Cosa fare :: Nel brano su Netanyahu e il possibile mandato di cattura, chi ha contattato il premier israeliano?

Brano di lettura ::
###
Alcuni giornali parlano di pressioni continue di Netanyahu per evitare il mandato contro di lui. È così preoccupato?

Netanyahu è molto teso, ha contattato Biden ma anche le autorità di Austria, Repubblica Ceca e Olanda. La decisione dovrebbe essere imminente, si parla dei primi di maggio.

Sarebbe messo sullo stesso piano di Putin, verrebbe considerato criminale di guerra. Diventerebbe un problema accreditarsi a livello internazionale?

Sì, esatto. Senza dimenticare che c’è anche la Corte internazionale di giustizia che ha in sospeso la decisione sull’accusa di genocidio rivolta a Israele in relazione alle operazioni militari a Gaza.

Se venisse emesso un mandato di cattura internazionale per Netanyahu l’opposizione interna a Israele avrebbe un’altra freccia al suo arco contro il premier. Potrebbe bastare per farlo dimettere?

Dopo la diffusione di due video sugli ostaggi a Tel Aviv c’è stata una grossa manifestazione davanti al ministero della Difesa. Le pressioni stanno aumentando anche se rimango un po’ scettico di fronte a queste proteste: vanno avanti da mesi e non sono ancora riuscite a raggiungere il loro obiettivo. O la pressione arriva dall’interno del gabinetto di guerra, con le dimissioni di qualche membro, e allora ci potrebbero essere le dimissioni del governo, oppure andranno avanti così. Detto molto francamente, mi sembra che a Netanyahu non freghi niente delle pressioni esterne. Sta andando avanti a fare quello che pensa. Anzi, invece di occuparsi delle manifestazioni a casa sua sta chiedendo a Biden di reprimere quelle degli universitari americani, con la scusa dell’antisemitismo.

Un altro segno che la pressione internazionale comincia a dar fastidio al primo ministro israeliano?

Sì, ma il paradosso è che mentre Netanyahu si sente minacciato dal punto di vista della sua reputazione, soprattutto se ci fosse un mandato di cattura nei suoi confronti, invece che subire le pressioni è lui che le esercita.

Anche l’amministrazione Biden nella sostanza sembra subire le posizioni israeliane più che fare vere pressioni perché cambi l’approccio alla guerra. È così?

In occasione dell’approvazione del nuovo pacchetto di aiuti a Israele decisi dal Congresso, Bernie Sanders, senatore democratico contrario al provvedimento, ha detto confidenzialmente a Biden che l’invio delle armi poteva essere usato come strumento di pressione per ottenere l’annullamento delle operazioni a Rafah, invece è stato un regalo, senza chiedere niente in cambio. L’America cede sui punti su cui può premere.
###
Dati mostrati ::
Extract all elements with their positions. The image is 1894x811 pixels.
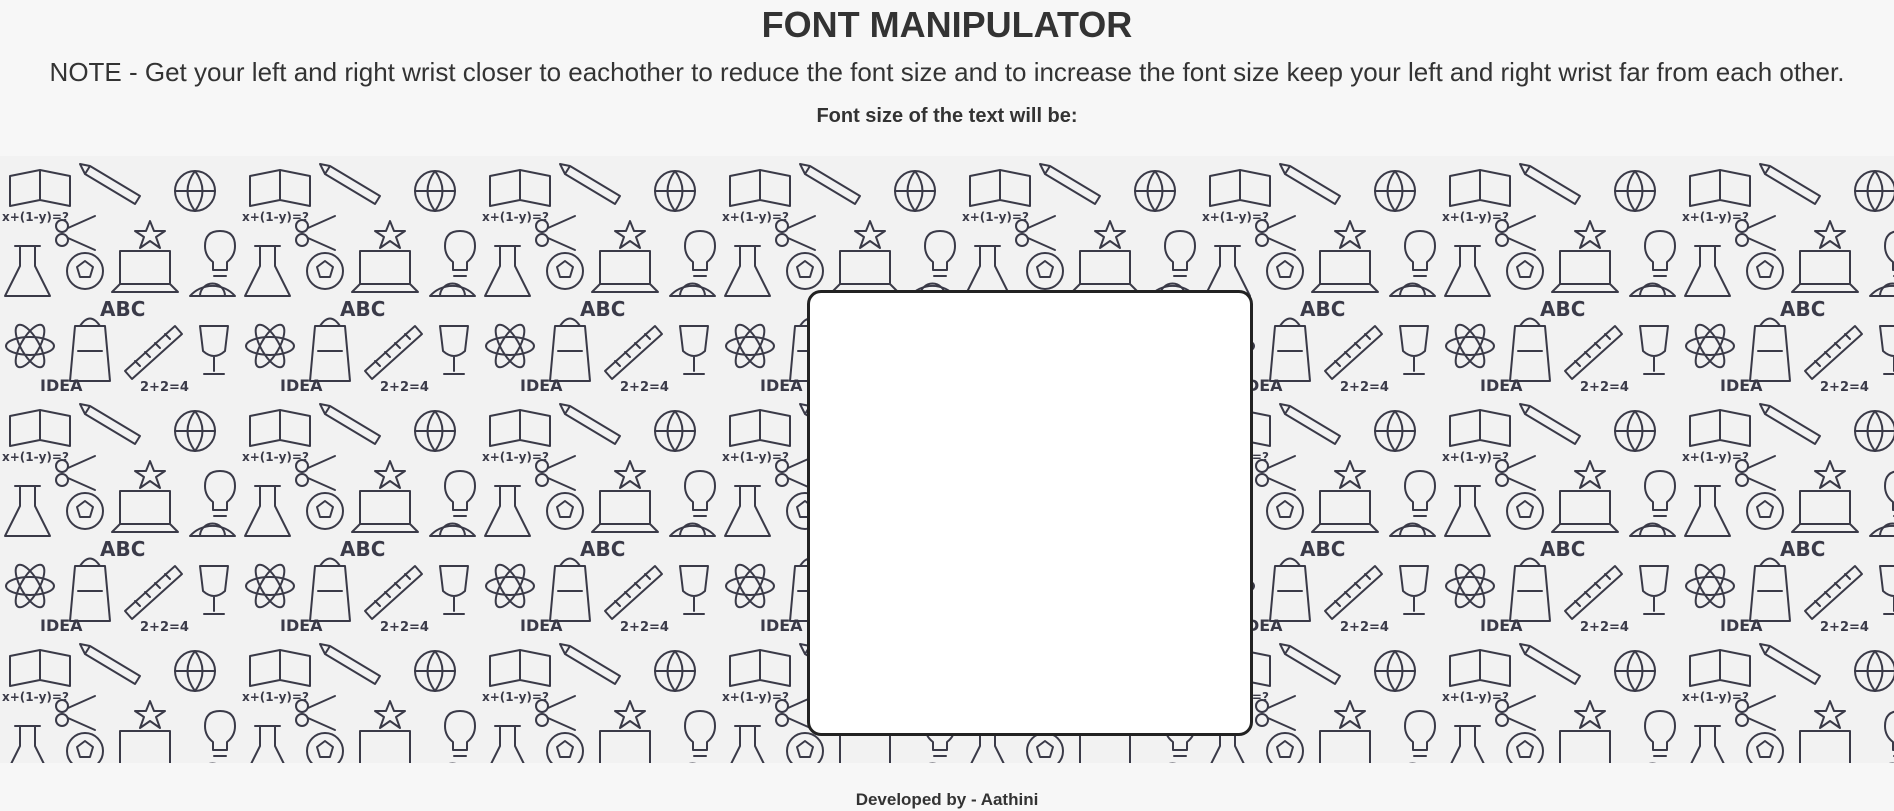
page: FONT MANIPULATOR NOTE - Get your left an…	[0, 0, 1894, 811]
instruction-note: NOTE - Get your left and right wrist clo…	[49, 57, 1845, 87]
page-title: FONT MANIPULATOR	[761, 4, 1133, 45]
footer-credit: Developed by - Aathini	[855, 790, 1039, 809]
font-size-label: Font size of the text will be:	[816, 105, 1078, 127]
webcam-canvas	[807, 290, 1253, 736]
###
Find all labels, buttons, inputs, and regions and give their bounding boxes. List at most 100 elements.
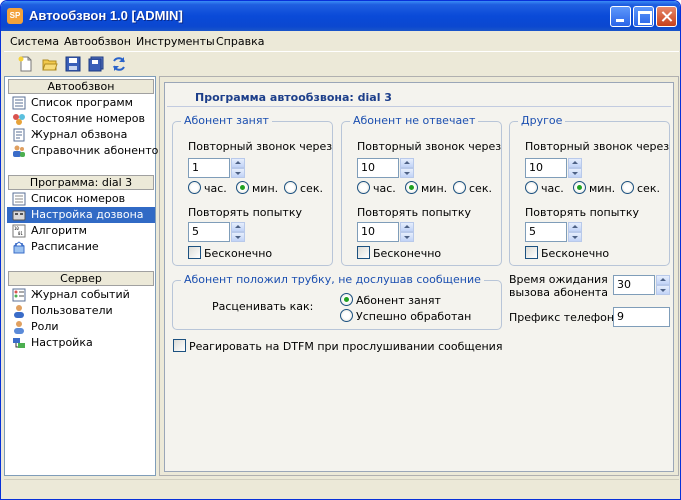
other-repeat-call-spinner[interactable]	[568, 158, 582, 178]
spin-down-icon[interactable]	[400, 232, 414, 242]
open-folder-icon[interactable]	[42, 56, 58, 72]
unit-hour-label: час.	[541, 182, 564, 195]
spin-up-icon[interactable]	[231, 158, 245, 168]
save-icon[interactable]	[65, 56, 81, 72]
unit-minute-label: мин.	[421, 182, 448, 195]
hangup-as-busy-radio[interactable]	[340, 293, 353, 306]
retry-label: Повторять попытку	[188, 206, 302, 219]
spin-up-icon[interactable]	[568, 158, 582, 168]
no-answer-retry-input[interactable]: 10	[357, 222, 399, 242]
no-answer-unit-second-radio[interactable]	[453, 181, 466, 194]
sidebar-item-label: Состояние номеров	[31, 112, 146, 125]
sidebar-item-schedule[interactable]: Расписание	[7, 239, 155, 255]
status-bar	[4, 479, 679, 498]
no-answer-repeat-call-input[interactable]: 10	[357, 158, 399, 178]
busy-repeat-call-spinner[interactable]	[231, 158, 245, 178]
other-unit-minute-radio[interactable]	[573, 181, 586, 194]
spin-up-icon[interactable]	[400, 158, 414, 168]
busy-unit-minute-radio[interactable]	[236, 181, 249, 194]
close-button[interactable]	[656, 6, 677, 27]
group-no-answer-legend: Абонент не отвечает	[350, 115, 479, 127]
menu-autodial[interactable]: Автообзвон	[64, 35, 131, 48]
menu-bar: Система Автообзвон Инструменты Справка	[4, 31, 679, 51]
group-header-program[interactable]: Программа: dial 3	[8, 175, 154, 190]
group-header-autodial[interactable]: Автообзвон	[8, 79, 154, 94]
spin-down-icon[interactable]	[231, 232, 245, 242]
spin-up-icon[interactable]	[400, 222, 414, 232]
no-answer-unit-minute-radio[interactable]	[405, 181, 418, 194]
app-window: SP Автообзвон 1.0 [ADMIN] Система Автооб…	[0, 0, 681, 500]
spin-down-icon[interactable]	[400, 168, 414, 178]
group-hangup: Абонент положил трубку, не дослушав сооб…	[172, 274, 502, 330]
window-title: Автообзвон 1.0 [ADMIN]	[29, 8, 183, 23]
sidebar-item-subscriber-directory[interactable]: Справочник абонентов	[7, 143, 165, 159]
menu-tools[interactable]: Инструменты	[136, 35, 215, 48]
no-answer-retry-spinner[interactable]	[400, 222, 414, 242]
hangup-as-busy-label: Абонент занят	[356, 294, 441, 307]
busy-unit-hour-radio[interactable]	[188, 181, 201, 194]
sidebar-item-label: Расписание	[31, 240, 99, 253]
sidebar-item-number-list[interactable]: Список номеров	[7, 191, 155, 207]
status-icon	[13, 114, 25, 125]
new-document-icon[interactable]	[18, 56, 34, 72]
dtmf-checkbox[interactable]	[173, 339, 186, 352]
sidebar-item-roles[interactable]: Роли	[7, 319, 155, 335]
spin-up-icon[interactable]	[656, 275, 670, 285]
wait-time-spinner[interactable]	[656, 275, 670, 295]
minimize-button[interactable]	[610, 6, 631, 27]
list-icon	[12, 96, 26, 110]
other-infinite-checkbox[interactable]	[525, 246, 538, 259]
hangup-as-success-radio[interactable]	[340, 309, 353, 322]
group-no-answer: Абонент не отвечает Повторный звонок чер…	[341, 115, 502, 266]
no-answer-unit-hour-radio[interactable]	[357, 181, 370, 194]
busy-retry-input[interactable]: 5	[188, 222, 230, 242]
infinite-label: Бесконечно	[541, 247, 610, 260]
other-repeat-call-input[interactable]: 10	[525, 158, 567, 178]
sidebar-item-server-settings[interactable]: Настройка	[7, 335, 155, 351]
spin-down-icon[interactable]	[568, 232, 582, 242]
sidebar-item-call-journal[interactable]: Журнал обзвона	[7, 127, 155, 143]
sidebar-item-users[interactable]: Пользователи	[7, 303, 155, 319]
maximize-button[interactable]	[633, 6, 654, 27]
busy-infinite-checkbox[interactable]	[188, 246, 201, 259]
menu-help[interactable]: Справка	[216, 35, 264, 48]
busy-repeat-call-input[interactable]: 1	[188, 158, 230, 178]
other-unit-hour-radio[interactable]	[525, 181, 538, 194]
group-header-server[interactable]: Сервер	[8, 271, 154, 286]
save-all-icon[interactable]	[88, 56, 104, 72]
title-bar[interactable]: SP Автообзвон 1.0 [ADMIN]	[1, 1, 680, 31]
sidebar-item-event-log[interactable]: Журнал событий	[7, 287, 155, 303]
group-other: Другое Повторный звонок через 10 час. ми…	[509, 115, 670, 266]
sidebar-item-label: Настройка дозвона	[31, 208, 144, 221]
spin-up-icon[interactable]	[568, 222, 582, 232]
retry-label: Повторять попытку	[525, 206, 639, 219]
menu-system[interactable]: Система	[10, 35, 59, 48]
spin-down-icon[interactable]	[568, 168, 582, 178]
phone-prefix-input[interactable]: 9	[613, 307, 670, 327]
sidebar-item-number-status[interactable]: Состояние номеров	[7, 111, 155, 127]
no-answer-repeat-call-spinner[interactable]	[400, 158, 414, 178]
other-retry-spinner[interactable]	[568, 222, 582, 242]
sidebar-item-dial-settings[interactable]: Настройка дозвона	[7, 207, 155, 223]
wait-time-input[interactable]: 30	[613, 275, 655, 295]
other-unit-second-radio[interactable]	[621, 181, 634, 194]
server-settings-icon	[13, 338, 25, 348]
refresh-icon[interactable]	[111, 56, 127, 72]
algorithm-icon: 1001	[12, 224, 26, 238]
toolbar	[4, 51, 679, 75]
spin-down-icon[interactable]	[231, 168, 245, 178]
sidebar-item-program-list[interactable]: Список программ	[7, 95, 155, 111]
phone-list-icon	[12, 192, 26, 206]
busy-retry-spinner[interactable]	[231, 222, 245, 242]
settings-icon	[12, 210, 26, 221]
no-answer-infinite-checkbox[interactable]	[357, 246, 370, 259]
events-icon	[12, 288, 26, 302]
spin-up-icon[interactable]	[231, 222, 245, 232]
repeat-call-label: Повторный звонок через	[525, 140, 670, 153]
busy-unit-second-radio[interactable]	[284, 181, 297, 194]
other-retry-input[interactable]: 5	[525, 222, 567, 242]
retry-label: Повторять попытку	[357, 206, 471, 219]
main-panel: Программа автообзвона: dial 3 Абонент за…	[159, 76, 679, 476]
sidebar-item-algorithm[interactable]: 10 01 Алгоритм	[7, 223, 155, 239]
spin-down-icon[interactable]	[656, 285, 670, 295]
###
Risultato :: Ha contattato Biden e le autorità di Austria, Repubblica Ceca e Olanda.